Exercise prompt: Write the material out again exactly.

Entries provided:
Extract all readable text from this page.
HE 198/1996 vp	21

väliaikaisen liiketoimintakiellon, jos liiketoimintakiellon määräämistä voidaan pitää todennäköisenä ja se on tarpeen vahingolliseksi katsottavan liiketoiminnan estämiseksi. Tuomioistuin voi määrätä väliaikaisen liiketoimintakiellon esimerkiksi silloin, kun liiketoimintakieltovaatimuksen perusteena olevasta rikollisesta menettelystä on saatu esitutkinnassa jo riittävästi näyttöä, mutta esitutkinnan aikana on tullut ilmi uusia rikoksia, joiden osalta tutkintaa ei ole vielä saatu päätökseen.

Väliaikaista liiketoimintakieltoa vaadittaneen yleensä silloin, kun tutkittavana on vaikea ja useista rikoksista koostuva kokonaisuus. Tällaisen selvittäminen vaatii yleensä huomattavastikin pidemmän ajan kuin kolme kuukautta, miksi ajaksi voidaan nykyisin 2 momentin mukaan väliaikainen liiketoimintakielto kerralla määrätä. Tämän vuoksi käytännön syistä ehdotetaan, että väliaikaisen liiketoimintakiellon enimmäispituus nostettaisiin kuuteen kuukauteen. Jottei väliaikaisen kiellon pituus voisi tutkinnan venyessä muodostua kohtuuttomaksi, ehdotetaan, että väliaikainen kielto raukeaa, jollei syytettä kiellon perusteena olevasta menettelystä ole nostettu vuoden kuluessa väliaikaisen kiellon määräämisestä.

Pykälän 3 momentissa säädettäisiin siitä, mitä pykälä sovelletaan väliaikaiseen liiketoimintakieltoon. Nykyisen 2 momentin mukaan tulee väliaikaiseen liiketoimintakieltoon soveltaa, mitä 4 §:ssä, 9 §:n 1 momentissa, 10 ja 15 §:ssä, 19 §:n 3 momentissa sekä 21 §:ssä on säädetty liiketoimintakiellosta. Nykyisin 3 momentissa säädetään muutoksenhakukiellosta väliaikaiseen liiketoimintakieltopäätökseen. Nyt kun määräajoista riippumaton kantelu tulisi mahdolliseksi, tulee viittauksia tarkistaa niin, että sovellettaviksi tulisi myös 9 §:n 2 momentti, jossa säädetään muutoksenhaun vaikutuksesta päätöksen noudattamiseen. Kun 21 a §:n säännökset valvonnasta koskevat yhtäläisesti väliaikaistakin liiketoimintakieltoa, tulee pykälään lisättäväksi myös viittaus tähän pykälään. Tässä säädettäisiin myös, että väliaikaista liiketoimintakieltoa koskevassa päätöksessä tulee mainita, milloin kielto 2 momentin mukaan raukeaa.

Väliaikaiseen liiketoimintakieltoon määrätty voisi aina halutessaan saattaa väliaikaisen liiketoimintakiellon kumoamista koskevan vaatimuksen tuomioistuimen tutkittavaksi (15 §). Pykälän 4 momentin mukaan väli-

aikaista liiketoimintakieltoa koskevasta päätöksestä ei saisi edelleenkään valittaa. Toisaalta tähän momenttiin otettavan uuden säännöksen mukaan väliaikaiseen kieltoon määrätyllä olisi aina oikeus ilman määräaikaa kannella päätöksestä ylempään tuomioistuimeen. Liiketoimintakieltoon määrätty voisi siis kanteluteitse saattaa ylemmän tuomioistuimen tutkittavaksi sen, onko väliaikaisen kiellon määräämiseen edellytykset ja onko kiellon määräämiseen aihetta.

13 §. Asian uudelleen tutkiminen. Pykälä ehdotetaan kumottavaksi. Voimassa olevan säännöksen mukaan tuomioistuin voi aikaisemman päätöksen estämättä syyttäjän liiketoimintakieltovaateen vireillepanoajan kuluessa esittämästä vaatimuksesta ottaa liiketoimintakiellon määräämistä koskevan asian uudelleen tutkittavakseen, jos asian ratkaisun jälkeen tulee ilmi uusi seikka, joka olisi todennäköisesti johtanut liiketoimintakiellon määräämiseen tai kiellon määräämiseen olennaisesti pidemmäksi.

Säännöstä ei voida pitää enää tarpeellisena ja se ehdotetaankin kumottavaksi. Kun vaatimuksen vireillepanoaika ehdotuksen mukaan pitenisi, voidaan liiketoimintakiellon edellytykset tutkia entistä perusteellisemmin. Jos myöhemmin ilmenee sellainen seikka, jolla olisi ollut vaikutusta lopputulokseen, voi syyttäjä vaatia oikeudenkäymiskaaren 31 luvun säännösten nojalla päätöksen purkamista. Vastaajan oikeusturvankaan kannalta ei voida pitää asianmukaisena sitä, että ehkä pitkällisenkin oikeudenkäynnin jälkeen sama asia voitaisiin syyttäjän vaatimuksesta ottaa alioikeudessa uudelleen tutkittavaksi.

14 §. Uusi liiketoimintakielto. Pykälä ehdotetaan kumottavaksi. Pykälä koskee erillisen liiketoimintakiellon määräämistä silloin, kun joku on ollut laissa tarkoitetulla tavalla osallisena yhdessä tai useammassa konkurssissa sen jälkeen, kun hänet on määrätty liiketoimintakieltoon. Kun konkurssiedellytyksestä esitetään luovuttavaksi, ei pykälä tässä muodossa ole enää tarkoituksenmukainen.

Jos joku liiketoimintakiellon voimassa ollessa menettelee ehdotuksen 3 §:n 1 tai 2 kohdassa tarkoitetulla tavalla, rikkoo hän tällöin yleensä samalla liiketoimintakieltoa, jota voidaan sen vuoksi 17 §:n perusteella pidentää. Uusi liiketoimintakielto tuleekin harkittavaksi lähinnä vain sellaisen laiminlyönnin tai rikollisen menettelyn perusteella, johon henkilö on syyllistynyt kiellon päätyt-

Response to the exercise:
Extract all readable text from this page.
HE 198/1996 vp	21

väliaikaisen liiketoimintakiellon, jos liiketoimintakiellon määräämistä voidaan pitää todennäköisenä ja se on tarpeen vahingolliseksi katsottavan liiketoiminnan estämiseksi. Tuomioistuin voi määrätä väliaikaisen liiketoimintakiellon esimerkiksi silloin, kun liiketoimintakieltovaatimuksen perusteena olevasta rikollisesta menettelystä on saatu esitutkinnassa jo riittävästi näyttöä, mutta esitutkinnan aikana on tullut ilmi uusia rikoksia, joiden osalta tutkintaa ei ole vielä saatu päätökseen.

Väliaikaista liiketoimintakieltoa vaadittaneen yleensä silloin, kun tutkittavana on vaikea ja useista rikoksista koostuva kokonaisuus. Tällaisen selvittäminen vaatii yleensä huomattavastikin pidemmän ajan kuin kolme kuukautta, miksi ajaksi voidaan nykyisin 2 momentin mukaan väliaikainen liiketoimintakielto kerralla määrätä. Tämän vuoksi käytännön syistä ehdotetaan, että väliaikaisen liiketoimintakiellon enimmäispituus nostettaisiin kuuteen kuukauteen. Jottei väliaikaisen kiellon pituus voisi tutkinnan venyessä muodostua kohtuuttomaksi, ehdotetaan, että väliaikainen kielto raukeaa, jollei syytettä kiellon perusteena olevasta menettelystä ole nostettu vuoden kuluessa väliaikaisen kiellon määräämisestä.

Pykälän 3 momentissa säädettäisiin siitä, mitä pykälä sovelletaan väliaikaiseen liiketoimintakieltoon. Nykyisen 2 momentin mukaan tulee väliaikaiseen liiketoimintakieltoon soveltaa, mitä 4 §:ssä, 9 §:n 1 momentissa, 10 ja 15 §:ssä, 19 §:n 3 momentissa sekä 21 §:ssä on säädetty liiketoimintakiellosta. Nykyisin 3 momentissa säädetään muutoksenhakukiellosta väliaikaiseen liiketoimintakieltopäätökseen. Nyt kun määräajoista riippumaton kantelu tulisi mahdolliseksi, tulee viittauksia tarkistaa niin, että sovellettaviksi tulisi myös 9 §:n 2 momentti, jossa säädetään muutoksenhaun vaikutuksesta päätöksen noudattamiseen. Kun 21 a §:n säännökset valvonnasta koskevat yhtäläisesti väliaikaistakin liiketoimintakieltoa, tulee pykälään lisättäväksi myös viittaus tähän pykälään. Tässä säädettäisiin myös, että väliaikaista liiketoimintakieltoa koskevassa päätöksessä tulee mainita, milloin kielto 2 momentin mukaan raukeaa.

Väliaikaiseen liiketoimintakieltoon määrätty voisi aina halutessaan saattaa väliaikaisen liiketoimintakiellon kumoamista koskevan vaatimuksen tuomioistuimen tutkittavaksi (15 §). Pykälän 4 momentin mukaan väli-

aikaista liiketoimintakieltoa koskevasta päätöksestä ei saisi edelleenkään valittaa. Toisaalta tähän momenttiin otettavan uuden säännöksen mukaan väliaikaiseen kieltoon määrätyllä olisi aina oikeus ilman määräaikaa kannella päätöksestä ylempään tuomioistuimeen. Liiketoimintakieltoon määrätty voisi siis kanteluteitse saattaa ylemmän tuomioistuimen tutkittavaksi sen, onko väliaikaisen kiellon määräämiseen edellytykset ja onko kiellon määräämiseen aihetta.

13 §. Asian uudelleen tutkiminen. Pykälä ehdotetaan kumottavaksi. Voimassa olevan säännöksen mukaan tuomioistuin voi aikaisemman päätöksen estämättä syyttäjän liiketoimintakieltovaateen vireillepanoajan kuluessa esittämästä vaatimuksesta ottaa liiketoimintakiellon määräämistä koskevan asian uudelleen tutkittavakseen, jos asian ratkaisun jälkeen tulee ilmi uusi seikka, joka olisi todennäköisesti johtanut liiketoimintakiellon määräämiseen tai kiellon määräämiseen olennaisesti pidemmäksi.

Säännöstä ei voida pitää enää tarpeellisena ja se ehdotetaankin kumottavaksi. Kun vaatimuksen vireillepanoaika ehdotuksen mukaan pitenisi, voidaan liiketoimintakiellon edellytykset tutkia entistä perusteellisemmin. Jos myöhemmin ilmenee sellainen seikka, jolla olisi ollut vaikutusta lopputulokseen, voi syyttäjä vaatia oikeudenkäymiskaaren 31 luvun säännösten nojalla päätöksen purkamista. Vastaajan oikeusturvankaan kannalta ei voida pitää asianmukaisena sitä, että ehkä pitkällisenkin oikeudenkäynnin jälkeen sama asia voitaisiin syyttäjän vaatimuksesta ottaa alioikeudessa uudelleen tutkittavaksi.

14 §. Uusi liiketoimintakielto. Pykälä ehdotetaan kumottavaksi. Pykälä koskee erillisen liiketoimintakiellon määräämistä silloin, kun joku on ollut laissa tarkoitetulla tavalla osallisena yhdessä tai useammassa konkurssissa sen jälkeen, kun hänet on määrätty liiketoimintakieltoon. Kun konkurssiedellytyksestä esitetään luovuttavaksi, ei pykälä tässä muodossa ole enää tarkoituksenmukainen.

Jos joku liiketoimintakiellon voimassa ollessa menettelee ehdotuksen 3 §:n 1 tai 2 kohdassa tarkoitetulla tavalla, rikkoo hän tällöin yleensä samalla liiketoimintakieltoa, jota voidaan sen vuoksi 17 §:n perusteella pidentää. Uusi liiketoimintakielto tuleekin harkittavaksi lähinnä vain sellaisen laiminlyönnin tai rikollisen menettelyn perusteella, johon henkilö on syyllistynyt kiellon päätyt-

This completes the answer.